*WHAT THE TASK REQUIRES*. Copy out each line that has "adalah" in it.

*MATERIAL FOR THIS EXERCISE*.
#####

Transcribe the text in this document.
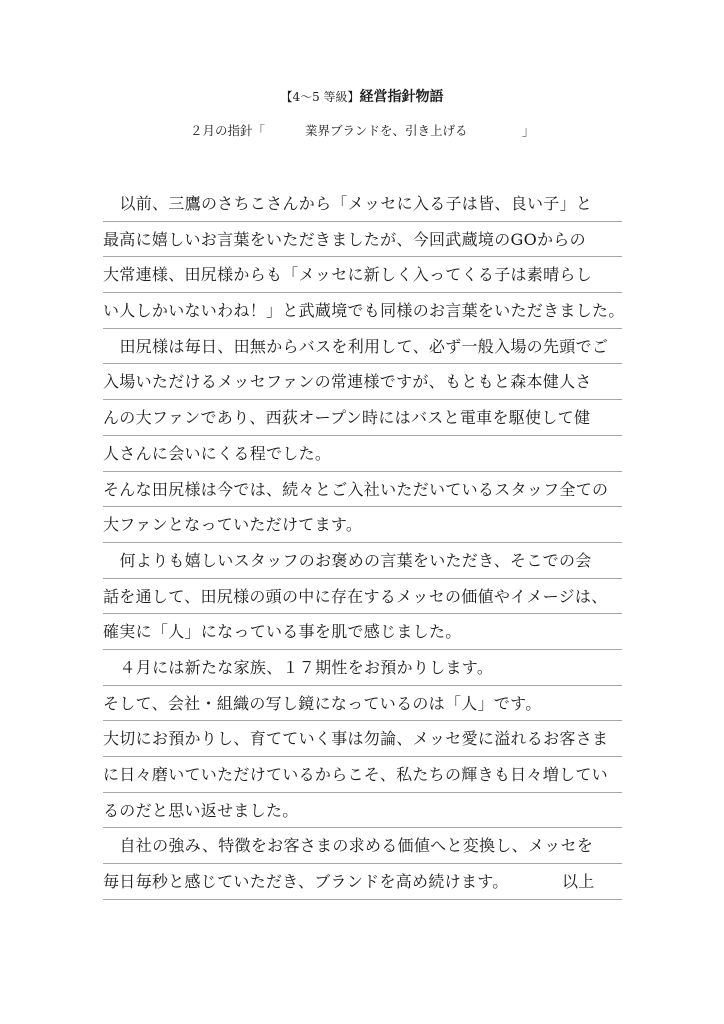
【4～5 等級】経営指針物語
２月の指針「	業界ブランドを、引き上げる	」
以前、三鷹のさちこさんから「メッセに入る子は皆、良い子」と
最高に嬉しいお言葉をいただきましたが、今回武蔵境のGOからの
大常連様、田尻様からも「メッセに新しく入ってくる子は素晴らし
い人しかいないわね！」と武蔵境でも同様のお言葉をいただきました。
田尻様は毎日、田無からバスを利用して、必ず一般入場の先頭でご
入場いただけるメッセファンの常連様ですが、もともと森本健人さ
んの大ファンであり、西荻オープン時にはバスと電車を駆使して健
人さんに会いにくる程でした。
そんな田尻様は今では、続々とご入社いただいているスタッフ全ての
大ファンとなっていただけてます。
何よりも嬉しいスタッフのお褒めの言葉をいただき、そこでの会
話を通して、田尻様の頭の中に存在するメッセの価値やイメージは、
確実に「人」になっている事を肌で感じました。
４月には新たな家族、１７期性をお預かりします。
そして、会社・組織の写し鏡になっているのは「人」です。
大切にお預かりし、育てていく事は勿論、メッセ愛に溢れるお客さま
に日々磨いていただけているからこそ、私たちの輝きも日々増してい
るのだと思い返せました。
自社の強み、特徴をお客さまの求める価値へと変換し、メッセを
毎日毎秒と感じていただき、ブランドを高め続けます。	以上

#####

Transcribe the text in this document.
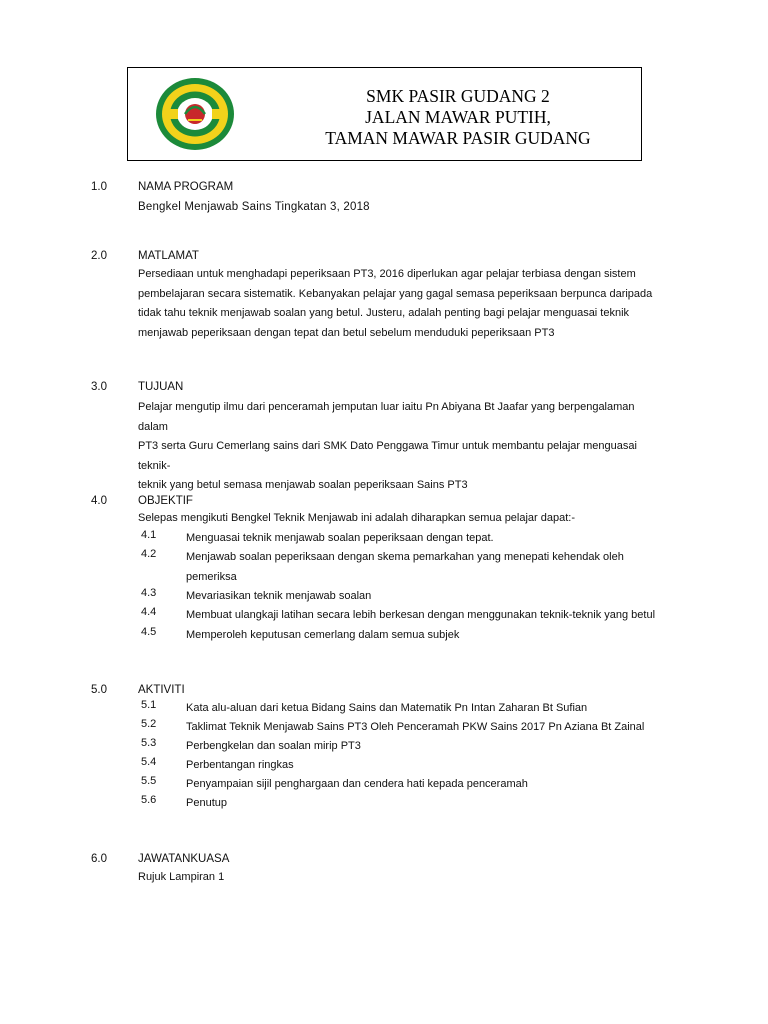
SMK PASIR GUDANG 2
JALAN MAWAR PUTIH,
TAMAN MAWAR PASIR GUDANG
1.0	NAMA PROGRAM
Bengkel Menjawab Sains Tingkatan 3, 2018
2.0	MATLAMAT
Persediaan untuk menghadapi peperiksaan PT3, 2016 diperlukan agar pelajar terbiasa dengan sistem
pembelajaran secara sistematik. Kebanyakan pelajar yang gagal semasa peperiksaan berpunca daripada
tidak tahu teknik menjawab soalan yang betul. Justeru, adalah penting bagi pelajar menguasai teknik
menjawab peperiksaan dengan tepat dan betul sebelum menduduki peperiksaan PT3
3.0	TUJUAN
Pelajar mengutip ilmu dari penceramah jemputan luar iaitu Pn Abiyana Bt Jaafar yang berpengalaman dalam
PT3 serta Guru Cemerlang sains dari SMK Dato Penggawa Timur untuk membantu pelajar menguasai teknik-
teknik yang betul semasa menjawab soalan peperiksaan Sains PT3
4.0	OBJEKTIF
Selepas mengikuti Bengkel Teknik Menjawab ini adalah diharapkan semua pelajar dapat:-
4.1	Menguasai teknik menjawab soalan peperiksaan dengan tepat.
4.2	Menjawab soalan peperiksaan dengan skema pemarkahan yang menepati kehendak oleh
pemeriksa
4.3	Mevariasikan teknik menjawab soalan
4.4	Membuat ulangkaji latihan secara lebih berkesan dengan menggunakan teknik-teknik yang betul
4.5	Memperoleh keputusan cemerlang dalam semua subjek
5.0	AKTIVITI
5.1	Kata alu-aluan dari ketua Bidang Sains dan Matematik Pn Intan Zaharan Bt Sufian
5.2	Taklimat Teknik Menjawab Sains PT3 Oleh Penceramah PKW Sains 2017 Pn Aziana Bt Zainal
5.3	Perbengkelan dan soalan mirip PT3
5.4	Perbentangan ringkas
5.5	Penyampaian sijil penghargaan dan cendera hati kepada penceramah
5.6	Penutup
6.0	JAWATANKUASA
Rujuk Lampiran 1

#####

*REPLY*.
tidak tahu teknik menjawab soalan yang betul. Justeru, adalah penting bagi pelajar menguasai teknik
Selepas mengikuti Bengkel Teknik Menjawab ini adalah diharapkan semua pelajar dapat:-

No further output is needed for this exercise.